--- Begin INPUT ROWS ---

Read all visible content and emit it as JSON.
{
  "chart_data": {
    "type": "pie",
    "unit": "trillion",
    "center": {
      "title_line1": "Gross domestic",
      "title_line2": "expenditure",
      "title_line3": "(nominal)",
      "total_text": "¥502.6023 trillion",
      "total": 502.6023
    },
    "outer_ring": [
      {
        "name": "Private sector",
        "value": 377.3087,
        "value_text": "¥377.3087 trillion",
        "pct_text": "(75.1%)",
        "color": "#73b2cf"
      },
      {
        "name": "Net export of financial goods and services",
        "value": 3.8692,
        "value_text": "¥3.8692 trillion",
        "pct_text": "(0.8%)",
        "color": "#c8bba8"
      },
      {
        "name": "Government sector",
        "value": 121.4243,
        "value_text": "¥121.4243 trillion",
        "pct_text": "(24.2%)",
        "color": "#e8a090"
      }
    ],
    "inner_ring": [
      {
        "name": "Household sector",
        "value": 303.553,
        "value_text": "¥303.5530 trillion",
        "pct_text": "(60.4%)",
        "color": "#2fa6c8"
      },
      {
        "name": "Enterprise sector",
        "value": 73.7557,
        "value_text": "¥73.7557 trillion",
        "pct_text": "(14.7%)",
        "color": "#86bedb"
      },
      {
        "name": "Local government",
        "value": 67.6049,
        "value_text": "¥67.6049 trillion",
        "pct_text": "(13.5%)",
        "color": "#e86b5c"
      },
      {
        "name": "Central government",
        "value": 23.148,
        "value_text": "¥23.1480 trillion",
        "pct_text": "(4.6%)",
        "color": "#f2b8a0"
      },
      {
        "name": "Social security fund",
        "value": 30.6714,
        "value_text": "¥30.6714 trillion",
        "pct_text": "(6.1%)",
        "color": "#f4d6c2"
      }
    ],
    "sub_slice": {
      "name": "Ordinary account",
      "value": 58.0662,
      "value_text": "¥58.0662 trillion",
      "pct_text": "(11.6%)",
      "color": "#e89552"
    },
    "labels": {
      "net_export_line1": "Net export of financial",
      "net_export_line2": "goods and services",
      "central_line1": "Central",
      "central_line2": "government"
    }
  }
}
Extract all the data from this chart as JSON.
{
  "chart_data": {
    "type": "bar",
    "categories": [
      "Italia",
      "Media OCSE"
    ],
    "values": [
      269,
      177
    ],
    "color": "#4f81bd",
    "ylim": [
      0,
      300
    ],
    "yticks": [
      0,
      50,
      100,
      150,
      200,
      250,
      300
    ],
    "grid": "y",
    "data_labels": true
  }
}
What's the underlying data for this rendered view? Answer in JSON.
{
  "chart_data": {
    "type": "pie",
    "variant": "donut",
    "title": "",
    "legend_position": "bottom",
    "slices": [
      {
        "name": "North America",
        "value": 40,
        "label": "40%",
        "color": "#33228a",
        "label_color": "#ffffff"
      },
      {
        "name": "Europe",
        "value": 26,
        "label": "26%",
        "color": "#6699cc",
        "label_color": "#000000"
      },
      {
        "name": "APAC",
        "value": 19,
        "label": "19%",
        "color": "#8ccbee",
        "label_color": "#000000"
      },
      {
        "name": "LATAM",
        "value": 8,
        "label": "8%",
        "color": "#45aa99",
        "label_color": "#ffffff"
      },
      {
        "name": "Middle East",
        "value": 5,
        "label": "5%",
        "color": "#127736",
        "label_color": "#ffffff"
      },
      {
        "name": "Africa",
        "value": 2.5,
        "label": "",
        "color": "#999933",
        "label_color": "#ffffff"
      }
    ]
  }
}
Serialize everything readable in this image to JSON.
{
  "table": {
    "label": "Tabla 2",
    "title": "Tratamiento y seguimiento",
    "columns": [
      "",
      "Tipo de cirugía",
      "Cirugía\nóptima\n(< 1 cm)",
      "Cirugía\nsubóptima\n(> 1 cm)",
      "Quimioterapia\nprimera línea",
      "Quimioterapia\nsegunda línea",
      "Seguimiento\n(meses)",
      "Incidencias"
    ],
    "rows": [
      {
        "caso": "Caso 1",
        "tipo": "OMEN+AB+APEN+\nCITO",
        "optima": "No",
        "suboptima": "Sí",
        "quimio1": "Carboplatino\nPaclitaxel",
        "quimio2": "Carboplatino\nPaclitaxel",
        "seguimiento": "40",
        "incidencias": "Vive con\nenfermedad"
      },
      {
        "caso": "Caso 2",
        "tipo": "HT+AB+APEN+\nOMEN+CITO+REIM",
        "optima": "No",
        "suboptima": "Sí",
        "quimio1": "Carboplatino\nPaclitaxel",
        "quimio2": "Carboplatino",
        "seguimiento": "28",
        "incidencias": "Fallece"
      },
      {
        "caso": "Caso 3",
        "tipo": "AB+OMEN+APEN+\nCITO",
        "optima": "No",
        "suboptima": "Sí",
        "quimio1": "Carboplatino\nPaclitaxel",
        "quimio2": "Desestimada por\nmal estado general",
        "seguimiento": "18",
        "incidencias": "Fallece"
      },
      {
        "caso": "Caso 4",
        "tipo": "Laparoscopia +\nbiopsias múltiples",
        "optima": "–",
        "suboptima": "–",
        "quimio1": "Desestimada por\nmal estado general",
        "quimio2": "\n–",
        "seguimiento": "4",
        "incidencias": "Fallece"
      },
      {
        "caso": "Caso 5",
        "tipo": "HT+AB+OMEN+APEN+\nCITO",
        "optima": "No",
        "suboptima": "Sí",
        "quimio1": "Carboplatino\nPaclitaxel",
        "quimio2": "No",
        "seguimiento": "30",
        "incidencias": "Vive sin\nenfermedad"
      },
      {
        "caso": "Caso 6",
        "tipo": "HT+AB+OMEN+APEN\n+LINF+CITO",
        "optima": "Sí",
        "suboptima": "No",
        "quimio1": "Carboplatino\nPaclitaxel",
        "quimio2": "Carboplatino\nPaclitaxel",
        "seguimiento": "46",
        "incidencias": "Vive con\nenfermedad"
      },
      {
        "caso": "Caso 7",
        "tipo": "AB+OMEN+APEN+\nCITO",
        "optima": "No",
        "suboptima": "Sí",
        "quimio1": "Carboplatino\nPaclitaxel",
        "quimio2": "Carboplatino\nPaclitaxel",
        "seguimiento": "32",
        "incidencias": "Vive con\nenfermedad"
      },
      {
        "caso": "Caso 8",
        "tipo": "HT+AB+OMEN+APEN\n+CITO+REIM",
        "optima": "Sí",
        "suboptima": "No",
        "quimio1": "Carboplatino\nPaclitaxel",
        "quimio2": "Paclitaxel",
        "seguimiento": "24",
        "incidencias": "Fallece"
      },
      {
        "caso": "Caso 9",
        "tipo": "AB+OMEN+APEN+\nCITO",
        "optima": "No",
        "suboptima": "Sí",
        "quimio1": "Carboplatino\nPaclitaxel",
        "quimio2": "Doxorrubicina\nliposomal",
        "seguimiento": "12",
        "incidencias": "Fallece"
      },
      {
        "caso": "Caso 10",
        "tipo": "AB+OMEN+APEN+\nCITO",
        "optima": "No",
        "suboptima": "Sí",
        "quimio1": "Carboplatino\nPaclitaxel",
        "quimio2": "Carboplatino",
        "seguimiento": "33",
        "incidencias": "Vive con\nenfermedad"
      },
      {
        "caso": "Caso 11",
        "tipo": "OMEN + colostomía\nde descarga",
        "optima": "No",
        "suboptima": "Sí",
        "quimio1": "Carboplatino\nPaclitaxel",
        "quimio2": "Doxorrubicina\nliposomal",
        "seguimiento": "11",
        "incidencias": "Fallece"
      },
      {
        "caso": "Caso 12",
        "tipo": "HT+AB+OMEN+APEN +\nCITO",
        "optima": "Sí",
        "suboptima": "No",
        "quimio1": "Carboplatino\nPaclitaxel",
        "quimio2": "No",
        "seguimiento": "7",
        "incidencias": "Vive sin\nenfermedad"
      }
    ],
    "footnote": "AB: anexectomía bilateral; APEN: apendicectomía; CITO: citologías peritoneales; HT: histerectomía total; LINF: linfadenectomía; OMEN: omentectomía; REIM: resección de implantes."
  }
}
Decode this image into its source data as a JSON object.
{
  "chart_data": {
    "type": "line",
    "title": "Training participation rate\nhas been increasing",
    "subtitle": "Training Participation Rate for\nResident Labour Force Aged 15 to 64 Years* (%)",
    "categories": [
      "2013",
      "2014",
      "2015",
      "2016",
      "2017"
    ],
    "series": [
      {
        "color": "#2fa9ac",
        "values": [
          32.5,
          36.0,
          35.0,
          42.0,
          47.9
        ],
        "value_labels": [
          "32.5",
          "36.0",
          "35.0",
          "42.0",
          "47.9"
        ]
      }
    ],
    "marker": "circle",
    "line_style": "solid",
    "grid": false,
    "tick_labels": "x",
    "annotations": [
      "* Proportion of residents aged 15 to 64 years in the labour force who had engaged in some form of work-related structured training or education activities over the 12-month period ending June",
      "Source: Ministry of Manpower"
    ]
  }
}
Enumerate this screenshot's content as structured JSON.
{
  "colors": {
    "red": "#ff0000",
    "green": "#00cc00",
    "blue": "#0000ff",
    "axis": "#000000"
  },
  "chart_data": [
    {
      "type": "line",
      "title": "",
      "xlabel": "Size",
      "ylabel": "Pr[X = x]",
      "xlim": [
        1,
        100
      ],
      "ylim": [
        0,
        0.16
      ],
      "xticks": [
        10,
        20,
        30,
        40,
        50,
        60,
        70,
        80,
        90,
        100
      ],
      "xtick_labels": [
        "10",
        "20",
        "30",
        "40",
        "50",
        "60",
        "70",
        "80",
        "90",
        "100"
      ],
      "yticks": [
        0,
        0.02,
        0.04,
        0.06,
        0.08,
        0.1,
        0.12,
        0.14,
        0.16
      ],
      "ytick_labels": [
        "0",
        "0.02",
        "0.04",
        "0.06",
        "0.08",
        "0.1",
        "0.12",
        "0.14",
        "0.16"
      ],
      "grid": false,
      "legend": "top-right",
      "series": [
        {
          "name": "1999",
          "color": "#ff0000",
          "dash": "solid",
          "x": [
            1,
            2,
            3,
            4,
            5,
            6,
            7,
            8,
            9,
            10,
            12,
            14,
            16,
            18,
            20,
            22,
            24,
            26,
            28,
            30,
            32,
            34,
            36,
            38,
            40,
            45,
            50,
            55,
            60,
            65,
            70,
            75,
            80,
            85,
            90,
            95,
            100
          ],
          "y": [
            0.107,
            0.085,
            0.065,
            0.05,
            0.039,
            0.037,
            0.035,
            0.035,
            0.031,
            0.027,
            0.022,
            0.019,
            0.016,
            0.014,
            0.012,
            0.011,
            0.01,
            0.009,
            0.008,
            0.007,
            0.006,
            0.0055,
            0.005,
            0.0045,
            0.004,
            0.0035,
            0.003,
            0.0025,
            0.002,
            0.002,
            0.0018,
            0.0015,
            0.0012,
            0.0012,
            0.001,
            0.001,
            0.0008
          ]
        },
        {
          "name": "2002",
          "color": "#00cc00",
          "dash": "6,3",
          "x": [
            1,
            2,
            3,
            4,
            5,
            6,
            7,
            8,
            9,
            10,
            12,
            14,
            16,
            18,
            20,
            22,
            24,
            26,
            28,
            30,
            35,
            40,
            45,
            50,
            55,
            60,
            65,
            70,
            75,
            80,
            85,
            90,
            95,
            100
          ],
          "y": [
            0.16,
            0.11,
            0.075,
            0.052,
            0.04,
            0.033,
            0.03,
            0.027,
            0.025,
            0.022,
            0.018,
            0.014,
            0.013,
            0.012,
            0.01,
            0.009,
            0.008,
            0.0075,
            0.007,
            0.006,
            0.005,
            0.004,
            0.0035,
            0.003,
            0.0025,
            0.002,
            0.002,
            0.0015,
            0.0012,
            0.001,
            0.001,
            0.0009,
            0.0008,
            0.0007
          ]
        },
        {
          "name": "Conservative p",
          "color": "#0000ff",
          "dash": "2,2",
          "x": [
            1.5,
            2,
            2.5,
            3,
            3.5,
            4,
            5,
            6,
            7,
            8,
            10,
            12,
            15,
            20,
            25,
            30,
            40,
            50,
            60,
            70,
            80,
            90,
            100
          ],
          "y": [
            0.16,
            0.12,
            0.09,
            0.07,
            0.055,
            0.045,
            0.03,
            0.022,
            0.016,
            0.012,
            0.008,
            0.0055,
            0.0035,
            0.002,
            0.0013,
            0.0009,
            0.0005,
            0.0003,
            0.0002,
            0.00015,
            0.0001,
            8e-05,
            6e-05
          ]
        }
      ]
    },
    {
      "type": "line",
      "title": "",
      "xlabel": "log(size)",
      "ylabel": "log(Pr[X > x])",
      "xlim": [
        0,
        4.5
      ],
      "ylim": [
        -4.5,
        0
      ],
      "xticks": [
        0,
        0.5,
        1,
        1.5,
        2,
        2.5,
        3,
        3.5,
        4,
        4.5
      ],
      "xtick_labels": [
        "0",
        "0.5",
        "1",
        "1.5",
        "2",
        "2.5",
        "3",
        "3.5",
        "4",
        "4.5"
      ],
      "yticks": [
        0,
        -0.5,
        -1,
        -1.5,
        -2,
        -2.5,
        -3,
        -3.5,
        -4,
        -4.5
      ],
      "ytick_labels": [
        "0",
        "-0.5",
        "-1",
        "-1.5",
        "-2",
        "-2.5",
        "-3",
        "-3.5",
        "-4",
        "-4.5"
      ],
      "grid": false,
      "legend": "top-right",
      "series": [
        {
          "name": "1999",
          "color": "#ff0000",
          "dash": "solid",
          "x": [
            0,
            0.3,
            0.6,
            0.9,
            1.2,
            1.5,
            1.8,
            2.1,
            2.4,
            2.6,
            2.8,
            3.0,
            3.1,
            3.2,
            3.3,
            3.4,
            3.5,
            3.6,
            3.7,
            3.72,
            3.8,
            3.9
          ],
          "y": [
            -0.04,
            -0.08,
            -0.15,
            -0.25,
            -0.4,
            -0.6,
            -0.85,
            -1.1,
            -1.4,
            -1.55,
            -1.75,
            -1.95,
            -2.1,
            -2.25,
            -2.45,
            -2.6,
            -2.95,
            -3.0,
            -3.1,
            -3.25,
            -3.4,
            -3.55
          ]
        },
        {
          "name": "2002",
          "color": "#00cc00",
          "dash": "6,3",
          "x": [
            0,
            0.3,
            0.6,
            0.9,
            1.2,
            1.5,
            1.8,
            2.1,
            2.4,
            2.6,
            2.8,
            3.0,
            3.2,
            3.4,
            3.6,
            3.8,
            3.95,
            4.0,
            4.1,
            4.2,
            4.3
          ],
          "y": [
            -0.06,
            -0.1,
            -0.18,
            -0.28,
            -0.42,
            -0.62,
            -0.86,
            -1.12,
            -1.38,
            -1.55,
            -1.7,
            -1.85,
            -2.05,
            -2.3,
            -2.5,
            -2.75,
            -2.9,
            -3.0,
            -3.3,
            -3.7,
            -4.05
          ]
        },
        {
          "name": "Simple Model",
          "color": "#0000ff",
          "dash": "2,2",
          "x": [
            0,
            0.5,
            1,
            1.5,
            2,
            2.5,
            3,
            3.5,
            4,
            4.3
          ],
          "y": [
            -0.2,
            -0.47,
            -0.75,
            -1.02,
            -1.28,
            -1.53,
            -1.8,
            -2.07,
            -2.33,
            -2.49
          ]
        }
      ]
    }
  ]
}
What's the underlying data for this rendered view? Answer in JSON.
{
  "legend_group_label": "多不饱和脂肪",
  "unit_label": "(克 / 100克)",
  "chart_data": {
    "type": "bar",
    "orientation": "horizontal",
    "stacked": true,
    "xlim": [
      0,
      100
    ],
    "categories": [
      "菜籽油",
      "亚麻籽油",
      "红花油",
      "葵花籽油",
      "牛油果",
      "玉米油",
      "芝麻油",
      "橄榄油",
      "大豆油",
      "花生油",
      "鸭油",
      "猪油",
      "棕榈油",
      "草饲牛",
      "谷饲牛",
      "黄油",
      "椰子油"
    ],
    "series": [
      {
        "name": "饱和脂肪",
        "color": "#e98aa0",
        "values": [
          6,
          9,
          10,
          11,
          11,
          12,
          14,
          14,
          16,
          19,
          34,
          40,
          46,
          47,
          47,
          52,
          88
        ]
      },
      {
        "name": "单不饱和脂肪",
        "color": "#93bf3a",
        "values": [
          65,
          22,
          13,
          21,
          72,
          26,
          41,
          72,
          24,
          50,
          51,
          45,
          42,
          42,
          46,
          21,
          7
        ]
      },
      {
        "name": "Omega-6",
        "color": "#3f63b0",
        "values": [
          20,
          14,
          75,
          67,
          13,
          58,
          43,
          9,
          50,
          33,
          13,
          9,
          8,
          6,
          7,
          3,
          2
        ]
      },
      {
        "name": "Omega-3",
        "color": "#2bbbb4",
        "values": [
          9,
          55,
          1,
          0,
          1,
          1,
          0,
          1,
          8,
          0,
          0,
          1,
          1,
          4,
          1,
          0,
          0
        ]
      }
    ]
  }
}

--- End INPUT ROWS ---

#### WHAT TO WORK ON:
Above are the entries; count how many of their lines contain the word "content" and give only that number.

#### EXPECTED ANSWER:
2